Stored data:
######

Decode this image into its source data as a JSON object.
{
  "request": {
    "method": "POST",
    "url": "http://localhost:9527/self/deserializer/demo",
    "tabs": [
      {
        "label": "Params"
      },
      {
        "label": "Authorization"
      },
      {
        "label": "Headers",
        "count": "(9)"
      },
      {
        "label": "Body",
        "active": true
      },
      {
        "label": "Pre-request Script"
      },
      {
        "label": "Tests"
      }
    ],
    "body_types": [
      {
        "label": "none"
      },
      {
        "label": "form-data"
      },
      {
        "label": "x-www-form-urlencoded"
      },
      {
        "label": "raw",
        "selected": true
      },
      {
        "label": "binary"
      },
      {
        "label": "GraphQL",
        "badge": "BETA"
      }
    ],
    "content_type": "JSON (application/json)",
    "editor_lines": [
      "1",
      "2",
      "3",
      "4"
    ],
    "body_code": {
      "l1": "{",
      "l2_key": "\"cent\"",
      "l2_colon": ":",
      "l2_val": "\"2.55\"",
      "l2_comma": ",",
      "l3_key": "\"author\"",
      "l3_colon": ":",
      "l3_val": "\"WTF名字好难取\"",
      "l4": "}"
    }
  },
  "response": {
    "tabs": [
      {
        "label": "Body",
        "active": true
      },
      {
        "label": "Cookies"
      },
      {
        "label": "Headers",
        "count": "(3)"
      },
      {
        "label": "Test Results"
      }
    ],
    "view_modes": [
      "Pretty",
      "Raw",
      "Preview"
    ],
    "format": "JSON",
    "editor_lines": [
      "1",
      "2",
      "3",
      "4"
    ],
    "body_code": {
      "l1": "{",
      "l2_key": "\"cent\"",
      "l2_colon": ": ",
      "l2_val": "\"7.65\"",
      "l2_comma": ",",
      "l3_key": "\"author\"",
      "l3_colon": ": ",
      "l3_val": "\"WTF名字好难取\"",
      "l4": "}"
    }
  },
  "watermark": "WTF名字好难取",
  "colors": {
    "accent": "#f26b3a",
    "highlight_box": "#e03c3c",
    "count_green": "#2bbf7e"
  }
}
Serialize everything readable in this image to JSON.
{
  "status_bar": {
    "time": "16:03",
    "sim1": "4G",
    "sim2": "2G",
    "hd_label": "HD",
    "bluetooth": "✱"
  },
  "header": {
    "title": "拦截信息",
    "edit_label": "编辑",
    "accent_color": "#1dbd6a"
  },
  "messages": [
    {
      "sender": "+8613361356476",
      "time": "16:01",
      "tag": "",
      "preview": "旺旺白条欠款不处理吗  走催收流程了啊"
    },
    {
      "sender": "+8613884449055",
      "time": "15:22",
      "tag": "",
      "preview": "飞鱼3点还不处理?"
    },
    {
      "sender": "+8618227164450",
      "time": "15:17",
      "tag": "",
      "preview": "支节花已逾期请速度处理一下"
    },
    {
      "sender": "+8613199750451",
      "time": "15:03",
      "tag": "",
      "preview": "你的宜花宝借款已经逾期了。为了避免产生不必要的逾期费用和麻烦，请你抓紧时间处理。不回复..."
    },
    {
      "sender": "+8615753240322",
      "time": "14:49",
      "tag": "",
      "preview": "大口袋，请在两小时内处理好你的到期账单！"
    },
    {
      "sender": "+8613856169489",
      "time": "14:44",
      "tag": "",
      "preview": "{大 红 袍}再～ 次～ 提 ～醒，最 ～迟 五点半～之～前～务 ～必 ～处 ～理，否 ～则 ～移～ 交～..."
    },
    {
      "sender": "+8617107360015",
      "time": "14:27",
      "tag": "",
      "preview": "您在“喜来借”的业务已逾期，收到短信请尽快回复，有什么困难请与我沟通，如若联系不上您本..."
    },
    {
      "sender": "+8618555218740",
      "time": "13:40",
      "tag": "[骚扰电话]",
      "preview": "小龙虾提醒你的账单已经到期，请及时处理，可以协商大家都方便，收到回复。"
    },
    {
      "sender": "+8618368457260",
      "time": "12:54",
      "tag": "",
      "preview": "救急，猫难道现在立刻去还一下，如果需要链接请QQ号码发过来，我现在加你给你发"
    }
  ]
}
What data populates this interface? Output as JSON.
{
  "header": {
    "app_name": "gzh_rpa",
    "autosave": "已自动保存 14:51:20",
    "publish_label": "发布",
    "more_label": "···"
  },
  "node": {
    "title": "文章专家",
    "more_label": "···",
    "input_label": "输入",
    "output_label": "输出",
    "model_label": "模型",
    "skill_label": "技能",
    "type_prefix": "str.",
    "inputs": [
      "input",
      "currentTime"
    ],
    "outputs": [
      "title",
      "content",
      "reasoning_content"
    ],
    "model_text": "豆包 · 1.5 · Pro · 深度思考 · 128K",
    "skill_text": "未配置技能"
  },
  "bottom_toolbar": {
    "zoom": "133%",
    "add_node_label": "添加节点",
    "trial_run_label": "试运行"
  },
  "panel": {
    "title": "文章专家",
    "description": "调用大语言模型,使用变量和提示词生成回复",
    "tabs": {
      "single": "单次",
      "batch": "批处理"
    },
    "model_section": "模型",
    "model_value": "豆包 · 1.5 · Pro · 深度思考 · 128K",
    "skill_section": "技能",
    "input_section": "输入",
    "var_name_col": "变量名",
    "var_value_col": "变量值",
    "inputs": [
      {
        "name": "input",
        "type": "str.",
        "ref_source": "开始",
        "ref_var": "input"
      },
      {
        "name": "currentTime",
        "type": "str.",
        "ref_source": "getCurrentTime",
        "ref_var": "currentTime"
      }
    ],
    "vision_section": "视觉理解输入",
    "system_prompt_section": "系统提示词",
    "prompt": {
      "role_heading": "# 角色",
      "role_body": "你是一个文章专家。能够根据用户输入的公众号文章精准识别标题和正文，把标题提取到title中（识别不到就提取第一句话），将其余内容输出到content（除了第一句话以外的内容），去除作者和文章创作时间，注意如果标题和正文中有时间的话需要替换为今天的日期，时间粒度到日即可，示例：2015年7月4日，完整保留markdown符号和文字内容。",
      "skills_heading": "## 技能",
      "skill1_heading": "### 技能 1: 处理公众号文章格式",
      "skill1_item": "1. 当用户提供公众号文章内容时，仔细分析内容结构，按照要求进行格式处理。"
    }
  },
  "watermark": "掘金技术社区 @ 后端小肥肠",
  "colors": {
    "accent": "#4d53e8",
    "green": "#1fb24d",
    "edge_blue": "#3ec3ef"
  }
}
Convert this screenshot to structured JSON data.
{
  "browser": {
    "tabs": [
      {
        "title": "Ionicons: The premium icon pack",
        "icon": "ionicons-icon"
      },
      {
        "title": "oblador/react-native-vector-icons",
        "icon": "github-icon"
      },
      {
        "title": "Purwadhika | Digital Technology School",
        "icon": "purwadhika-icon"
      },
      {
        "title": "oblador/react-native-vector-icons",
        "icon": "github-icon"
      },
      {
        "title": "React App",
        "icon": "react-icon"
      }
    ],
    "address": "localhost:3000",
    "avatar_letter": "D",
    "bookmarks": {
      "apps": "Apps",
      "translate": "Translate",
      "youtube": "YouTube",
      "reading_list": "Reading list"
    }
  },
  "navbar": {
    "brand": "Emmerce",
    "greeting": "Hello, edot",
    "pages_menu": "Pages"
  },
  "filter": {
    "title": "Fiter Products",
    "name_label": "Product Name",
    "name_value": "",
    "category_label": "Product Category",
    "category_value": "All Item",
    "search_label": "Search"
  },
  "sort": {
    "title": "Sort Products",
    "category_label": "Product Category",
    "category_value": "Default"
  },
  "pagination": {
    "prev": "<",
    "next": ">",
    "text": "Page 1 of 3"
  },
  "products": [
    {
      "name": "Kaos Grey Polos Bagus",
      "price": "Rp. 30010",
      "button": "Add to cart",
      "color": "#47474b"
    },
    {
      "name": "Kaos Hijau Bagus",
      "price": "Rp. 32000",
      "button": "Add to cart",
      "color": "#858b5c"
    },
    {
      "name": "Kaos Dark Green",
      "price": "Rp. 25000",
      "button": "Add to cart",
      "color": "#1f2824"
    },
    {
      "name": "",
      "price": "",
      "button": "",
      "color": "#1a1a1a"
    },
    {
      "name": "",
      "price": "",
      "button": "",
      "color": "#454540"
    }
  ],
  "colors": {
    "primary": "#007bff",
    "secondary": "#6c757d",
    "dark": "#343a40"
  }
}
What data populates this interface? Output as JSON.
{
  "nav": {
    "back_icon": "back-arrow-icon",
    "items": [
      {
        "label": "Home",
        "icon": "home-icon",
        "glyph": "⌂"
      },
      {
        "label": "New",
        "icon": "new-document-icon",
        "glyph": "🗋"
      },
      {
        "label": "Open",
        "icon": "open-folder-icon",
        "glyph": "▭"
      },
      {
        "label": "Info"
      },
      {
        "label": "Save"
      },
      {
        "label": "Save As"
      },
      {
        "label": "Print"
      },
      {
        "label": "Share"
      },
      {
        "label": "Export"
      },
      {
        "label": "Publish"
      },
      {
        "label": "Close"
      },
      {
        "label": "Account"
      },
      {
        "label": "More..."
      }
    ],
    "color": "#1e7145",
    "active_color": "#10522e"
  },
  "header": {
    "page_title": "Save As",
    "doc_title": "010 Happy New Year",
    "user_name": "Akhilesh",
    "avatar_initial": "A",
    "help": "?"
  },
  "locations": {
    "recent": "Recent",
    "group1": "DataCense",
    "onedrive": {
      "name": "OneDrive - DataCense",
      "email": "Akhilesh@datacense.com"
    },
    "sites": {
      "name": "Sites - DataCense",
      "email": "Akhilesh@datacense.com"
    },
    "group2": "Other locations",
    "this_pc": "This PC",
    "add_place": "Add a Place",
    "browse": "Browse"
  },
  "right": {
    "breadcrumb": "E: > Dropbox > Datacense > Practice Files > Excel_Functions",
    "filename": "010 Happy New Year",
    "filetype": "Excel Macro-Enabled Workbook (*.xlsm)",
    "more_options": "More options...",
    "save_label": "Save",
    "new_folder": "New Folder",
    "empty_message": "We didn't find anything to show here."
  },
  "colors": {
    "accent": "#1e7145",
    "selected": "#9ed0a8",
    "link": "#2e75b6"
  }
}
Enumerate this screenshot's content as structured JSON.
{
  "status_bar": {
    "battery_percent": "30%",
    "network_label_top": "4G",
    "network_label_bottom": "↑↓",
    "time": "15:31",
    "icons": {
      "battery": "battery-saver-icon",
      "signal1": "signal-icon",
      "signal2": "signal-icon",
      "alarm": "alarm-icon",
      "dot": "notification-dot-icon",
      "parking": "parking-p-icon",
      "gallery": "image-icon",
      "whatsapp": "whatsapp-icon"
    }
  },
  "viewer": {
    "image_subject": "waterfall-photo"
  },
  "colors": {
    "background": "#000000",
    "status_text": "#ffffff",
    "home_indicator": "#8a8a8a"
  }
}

######

What is expected:
Tell how many lines of the data include the word "Kaos", and nothing else.

Result of this exercise:
3